The data:

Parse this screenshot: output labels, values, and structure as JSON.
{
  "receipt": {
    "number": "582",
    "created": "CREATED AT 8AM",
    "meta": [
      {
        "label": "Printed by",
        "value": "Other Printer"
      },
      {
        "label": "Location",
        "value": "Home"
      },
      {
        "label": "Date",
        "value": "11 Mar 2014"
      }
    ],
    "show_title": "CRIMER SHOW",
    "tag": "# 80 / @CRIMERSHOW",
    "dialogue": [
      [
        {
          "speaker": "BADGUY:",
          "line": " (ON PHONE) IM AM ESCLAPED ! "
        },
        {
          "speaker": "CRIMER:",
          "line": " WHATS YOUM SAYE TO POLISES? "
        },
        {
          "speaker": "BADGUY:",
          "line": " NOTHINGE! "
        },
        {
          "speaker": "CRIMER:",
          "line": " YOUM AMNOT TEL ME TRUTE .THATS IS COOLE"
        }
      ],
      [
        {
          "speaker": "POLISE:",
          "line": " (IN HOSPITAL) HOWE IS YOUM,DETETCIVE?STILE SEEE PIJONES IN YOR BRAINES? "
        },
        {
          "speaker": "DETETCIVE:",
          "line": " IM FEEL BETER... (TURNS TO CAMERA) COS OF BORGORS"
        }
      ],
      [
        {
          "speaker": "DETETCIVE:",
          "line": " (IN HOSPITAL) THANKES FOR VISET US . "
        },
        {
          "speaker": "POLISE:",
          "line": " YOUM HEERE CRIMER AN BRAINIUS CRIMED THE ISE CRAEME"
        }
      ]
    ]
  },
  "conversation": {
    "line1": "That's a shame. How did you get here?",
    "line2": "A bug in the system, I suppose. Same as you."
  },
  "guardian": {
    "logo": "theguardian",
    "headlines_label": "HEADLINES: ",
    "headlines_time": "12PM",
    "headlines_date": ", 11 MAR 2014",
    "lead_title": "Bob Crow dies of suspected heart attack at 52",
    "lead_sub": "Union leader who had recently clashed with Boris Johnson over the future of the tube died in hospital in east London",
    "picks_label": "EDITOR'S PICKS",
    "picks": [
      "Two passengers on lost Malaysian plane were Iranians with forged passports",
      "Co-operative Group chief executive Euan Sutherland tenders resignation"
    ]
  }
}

What to do: Copy each line of the records above that carries the word "with".

Final answer:
    "lead_sub": "Union leader who had recently clashed with Boris Johnson over the future of the tube died in hospital in east London",
      "Two passengers on lost Malaysian plane were Iranians with forged passports",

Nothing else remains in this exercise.